OBJECTIVES →
**A.** Answer these questions from the passage on the Flowers trade:
(i) How old is Flowers?
(ii) Which team has the fourth-most available cap space in the NFL?
(iii) How much cap space does Miami open up for the 2021 season by trading Flowers?
**B.** Reproduce the portion of the passage on the Flowers trade starting at "If the Washington" and ending at "tackle and guard.".

** START EXCERPTED PASSAGE **

Why, then, would Miami trade him away? After all, Flowers is just 27 years old, has a history of staying healthy, and has played well in two seasons at the guard position. One reason is that Miami is in a difficult position with regard to cap space. OverTheCap reports that Miami had less than $7m in available cap space prior to the trade. Flowers had the 5th-highest cap hit on the team, and by trading him, Miami opens up another $9m in cap space for the 2021 season. From a roster standpoint, Solomon Kindley did really well stepping in for injury last year and the Miami front office and coaches like the idea of moving RT Robert Hunt inside and getting a veteran offensive tackle. The combination of cap savings and a restructured young offensive line made Flowers an attractive trade option for Miami.

The reported terms of the trade were that it involved a swap of late round picks. Washington doesn't have a 6th round pick in this week's draft, so, while the exact compensation hasn't been made public yet, this may simply be a swap of two 7th round picks to facilitate a move that Miami was keen to make.

Washington, for its part, has two concerns. The first is simply upgrading the interior offensive line depth chart, and the second is that they have been unable to agree to a long-term contract with Brandon Scherff, who is playing the 2021 season on his second franchise tag, at a cost of just over $18m for one season.

If Flowers can seize the starting left guard spot, then he and Scherff would be linked again by playing the two guard spots on the same offensive line.

Another possibility, however, is that Washington could seek a trade to send Scherff and his $18m cap hit to another team, especially if they believe that they will not be able to sign him to a long-term contract at the end of this season. If he plans to leave at the end of the season anyway, the Washington front office may want to save some cap space and gain some draft capital. In that case, the likely move would be for Flowers to start at LG while last year's starter at that position, Wes Schweitzer, moves to RG -- a position he has played before -- to replace Scherff. If this were to happen, the two trades to acquire Flowers and then jettison Scherff would undoubtedly link the two players even more deeply in the minds of Washington fans.

If the Washington Football Team were to seek a trade for Scherff, the most likely trade partner would probably be the Cincinnati Bengals, who need to upgrade their offensive line, and who have the fourth-most available cap space in the NFL.

Assuming, however, that Scherff remains, the acquisition of Flowers sets up an interesting camp battle between Schweitzer and Flowers, with a number of other players in the mix, including last year's 4th round pick Saahdiq Charles, who coach Ron Rivera has said will be given the chance to compete at both tackle and guard.

Washington's weakest link on the offensive line after this trade is left tackle, where Cornelius Lucas played well after joining the team as a veteran free agent a year ago, but Lucas is 30 years old and has had a journeyman's career in the NFL. Most pundits expect the WFT to select a tackle in this week's draft.

By acquiring Flowers to bolster the interior offensive line depth, the front office has taken a bit of pressure off the need to draft for specific positions, allowing the team to focus on drafting the best player available with its early picks.

** END EXCERPTED PASSAGE **
** START DATA **

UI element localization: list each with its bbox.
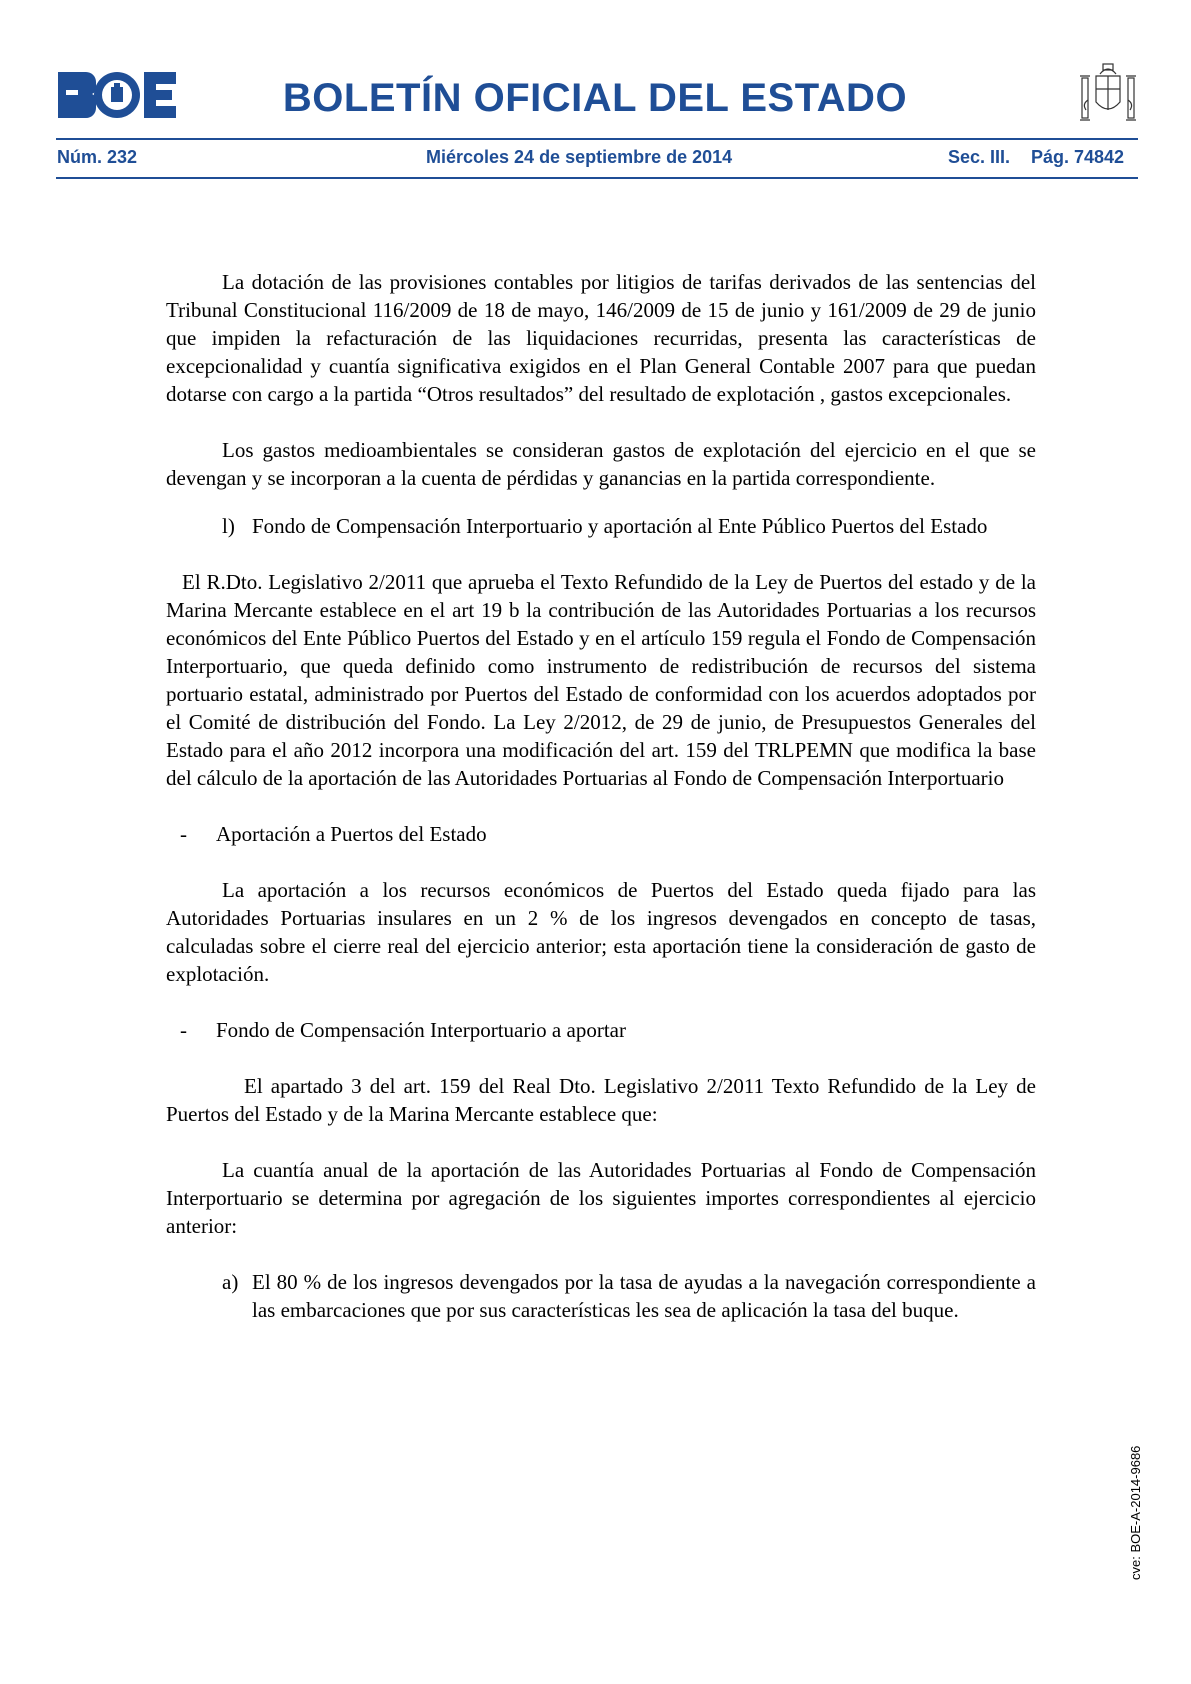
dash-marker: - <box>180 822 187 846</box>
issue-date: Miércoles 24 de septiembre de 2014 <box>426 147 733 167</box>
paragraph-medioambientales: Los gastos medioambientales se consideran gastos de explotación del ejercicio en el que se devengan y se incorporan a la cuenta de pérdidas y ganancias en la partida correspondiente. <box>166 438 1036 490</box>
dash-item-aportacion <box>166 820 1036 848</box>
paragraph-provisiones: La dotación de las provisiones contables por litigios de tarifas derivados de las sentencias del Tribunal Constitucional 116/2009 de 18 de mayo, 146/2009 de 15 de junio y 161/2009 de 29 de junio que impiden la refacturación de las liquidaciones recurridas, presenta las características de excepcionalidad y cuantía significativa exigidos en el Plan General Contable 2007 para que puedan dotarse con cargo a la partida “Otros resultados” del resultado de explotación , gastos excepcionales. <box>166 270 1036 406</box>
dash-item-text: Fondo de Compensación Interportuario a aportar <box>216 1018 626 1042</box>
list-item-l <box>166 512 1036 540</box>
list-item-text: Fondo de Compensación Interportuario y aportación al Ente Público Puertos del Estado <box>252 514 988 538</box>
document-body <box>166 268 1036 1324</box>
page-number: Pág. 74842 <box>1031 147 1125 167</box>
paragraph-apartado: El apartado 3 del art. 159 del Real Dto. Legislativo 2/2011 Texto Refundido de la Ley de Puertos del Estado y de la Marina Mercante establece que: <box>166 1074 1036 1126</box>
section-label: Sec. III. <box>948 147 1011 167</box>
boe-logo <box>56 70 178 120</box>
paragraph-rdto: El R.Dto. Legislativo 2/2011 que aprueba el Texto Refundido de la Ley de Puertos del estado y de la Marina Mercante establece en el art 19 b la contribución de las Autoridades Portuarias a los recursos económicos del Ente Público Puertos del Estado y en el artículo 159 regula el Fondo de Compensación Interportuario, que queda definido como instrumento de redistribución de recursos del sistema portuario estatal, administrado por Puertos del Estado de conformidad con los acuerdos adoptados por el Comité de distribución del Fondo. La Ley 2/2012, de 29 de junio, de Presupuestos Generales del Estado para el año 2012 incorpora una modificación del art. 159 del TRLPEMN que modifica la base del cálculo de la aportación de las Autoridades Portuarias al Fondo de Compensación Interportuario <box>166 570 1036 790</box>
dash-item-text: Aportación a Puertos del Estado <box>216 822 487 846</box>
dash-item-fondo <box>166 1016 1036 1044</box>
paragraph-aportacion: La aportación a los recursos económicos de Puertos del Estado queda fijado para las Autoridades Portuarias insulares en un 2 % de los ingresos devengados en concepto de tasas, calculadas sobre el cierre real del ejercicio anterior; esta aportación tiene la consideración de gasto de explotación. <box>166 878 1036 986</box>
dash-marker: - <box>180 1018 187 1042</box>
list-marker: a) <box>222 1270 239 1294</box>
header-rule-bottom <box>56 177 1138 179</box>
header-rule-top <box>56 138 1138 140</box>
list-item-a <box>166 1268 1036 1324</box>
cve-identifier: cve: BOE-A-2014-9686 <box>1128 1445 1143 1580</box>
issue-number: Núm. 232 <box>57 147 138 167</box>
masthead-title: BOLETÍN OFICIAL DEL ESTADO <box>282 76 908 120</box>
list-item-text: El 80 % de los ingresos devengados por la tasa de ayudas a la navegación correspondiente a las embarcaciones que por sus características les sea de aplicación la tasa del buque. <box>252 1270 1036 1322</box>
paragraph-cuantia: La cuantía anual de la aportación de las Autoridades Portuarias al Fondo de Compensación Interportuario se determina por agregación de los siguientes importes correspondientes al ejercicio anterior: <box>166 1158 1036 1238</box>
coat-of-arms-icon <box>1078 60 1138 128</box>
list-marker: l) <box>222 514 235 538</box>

** END DATA **
** START DATA **

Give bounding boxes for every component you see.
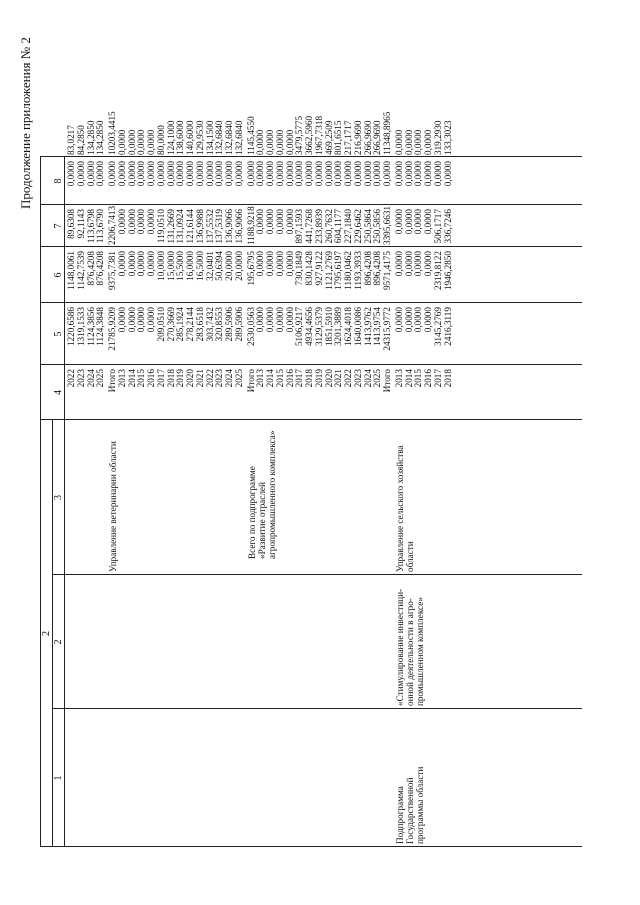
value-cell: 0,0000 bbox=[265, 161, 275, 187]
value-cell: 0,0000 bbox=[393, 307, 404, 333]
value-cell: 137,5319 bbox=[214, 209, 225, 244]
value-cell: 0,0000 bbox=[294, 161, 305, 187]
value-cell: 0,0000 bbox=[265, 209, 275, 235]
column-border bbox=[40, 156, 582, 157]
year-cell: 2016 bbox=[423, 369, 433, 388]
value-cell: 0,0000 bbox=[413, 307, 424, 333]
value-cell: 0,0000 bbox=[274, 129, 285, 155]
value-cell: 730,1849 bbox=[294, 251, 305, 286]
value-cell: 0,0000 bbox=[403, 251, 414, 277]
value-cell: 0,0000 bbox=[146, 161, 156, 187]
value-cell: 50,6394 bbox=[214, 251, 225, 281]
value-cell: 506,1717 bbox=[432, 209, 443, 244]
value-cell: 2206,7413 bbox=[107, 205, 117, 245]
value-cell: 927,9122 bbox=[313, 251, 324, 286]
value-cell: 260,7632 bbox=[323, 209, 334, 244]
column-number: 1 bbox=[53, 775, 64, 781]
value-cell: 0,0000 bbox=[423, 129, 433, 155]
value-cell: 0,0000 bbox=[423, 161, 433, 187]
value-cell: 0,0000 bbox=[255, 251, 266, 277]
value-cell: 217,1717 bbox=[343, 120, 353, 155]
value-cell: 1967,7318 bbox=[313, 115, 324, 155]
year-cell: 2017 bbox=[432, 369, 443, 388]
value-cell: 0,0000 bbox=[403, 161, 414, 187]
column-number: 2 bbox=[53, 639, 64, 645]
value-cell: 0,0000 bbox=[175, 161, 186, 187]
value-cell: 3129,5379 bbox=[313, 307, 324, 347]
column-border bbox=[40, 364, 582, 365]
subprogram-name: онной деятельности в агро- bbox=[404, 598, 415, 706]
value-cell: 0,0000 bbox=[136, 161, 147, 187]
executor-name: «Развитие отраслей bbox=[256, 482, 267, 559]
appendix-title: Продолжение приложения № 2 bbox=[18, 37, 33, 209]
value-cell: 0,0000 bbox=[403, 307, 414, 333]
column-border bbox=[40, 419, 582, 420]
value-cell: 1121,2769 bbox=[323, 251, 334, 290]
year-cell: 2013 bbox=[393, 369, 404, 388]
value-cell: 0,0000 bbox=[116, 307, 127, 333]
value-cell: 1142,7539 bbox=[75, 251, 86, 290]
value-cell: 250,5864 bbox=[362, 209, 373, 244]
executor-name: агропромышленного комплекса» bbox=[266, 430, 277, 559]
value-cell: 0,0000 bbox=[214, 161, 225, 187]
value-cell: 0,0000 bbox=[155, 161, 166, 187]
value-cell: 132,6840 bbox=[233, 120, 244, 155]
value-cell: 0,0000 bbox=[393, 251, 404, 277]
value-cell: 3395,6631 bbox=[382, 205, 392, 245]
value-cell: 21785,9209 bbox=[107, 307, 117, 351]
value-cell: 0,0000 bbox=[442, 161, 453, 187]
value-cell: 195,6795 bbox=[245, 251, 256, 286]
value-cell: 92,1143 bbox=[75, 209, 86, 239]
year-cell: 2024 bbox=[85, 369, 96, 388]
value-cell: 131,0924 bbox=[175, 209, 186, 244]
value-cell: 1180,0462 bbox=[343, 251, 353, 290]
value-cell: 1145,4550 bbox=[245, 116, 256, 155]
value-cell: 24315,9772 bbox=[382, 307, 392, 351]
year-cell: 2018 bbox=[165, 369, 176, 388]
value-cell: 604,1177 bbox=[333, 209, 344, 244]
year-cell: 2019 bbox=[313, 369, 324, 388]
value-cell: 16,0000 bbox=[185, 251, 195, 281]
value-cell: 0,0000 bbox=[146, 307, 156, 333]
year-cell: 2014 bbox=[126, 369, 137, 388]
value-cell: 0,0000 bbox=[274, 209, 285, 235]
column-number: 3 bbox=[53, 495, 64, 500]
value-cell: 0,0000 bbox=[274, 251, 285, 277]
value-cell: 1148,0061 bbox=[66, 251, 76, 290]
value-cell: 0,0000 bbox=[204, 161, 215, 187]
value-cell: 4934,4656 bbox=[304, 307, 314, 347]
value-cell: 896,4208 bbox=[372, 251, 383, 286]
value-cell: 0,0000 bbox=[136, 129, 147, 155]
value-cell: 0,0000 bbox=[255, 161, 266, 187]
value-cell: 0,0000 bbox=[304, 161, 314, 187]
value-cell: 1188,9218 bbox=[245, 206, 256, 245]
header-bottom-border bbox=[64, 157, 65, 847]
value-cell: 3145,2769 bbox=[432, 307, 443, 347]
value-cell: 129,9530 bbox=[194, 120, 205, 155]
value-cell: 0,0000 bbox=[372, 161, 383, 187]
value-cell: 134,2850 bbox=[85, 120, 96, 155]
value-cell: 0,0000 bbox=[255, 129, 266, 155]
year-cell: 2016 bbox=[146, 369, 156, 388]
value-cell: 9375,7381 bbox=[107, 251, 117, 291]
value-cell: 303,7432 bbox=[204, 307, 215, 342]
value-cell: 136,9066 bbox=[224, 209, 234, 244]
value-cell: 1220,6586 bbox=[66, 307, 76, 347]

** END DATA **

RESPONSES PER TASK →
**A.**
(i) 27 years old
(ii) The Cincinnati Bengals
(iii) $9m

**B.**
If the Washington Football Team were to seek a trade for Scherff, the most likely trade partner would probably be the Cincinnati Bengals, who need to upgrade their offensive line, and who have the fourth-most available cap space in the NFL.

Assuming, however, that Scherff remains, the acquisition of Flowers sets up an interesting camp battle between Schweitzer and Flowers, with a number of other players in the mix, including last year's 4th round pick Saahdiq Charles, who coach Ron Rivera has said will be given the chance to compete at both tackle and guard.